___ Data excerpts ___
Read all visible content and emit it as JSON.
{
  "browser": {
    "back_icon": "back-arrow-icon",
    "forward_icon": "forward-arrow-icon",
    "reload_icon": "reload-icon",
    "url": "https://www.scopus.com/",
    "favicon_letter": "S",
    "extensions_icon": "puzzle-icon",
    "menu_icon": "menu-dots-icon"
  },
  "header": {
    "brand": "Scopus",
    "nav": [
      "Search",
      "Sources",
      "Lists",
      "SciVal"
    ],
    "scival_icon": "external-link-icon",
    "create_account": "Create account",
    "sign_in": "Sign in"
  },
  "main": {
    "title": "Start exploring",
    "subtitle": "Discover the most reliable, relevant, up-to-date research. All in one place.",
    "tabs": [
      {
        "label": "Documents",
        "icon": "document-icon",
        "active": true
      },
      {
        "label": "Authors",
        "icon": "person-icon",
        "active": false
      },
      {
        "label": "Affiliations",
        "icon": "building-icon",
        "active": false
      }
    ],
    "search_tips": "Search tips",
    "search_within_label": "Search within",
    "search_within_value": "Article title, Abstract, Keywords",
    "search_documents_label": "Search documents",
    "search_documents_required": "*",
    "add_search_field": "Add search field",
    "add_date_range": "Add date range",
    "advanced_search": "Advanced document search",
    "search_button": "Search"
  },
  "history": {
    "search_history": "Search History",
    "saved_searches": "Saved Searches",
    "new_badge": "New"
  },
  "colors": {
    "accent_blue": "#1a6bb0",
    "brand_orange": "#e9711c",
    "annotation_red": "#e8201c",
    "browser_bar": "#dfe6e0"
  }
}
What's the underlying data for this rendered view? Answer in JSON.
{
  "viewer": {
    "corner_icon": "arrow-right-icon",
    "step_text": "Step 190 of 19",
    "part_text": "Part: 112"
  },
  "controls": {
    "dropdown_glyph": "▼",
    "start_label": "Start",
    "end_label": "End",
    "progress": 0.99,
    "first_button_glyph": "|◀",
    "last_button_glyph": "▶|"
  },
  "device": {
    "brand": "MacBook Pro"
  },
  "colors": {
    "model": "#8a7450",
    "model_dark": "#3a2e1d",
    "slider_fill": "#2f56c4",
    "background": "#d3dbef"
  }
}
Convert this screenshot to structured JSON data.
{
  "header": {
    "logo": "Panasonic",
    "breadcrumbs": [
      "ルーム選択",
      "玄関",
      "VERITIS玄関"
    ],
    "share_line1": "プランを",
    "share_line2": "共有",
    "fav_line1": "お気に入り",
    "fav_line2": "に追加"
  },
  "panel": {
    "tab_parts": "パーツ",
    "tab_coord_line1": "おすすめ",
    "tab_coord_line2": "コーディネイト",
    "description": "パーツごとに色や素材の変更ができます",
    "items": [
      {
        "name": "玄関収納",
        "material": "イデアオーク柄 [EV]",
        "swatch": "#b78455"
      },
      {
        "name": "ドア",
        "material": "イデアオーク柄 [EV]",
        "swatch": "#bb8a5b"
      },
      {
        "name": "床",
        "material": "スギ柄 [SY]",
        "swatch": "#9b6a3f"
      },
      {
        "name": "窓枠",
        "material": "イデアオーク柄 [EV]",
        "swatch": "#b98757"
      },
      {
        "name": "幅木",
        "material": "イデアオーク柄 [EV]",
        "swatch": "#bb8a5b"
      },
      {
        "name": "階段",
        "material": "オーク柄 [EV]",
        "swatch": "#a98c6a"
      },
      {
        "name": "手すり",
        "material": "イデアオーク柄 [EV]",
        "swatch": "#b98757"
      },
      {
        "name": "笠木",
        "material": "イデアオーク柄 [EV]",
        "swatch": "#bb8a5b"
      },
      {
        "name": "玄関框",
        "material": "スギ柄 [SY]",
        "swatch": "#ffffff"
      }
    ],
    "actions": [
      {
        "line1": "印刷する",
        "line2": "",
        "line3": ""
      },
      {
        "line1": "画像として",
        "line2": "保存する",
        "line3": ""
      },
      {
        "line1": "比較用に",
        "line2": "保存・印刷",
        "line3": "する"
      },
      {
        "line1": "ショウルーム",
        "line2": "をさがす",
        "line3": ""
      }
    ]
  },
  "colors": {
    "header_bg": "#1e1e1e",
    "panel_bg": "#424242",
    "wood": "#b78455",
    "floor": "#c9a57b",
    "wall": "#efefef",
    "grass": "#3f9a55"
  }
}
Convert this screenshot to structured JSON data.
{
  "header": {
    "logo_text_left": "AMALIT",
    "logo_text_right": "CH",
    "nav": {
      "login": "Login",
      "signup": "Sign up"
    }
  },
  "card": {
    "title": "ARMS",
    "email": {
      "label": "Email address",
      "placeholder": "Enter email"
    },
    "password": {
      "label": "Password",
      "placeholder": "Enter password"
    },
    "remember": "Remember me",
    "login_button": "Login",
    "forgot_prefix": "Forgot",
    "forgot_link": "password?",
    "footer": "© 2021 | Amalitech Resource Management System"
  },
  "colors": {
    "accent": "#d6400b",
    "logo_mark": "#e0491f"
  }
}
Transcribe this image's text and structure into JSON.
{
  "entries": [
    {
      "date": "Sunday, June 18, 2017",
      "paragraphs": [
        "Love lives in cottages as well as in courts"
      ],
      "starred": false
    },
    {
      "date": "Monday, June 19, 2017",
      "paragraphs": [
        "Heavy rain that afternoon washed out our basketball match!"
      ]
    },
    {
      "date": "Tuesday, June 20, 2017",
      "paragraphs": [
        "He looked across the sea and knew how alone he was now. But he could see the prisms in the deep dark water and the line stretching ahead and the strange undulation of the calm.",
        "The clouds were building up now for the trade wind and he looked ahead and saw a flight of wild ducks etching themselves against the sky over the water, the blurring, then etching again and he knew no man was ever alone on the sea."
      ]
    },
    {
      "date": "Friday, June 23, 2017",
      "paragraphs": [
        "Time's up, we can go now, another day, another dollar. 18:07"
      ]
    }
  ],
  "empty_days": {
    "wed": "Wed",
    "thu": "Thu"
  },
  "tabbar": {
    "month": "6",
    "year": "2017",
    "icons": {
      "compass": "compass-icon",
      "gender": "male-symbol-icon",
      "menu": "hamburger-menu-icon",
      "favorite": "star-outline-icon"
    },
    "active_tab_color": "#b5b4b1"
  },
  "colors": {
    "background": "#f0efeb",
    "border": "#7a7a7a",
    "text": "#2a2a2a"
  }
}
___
Report each line of the material above where the word "background" appears.

- Solution for this problem
    "background": "#d3dbef"
    "background": "#f0efeb",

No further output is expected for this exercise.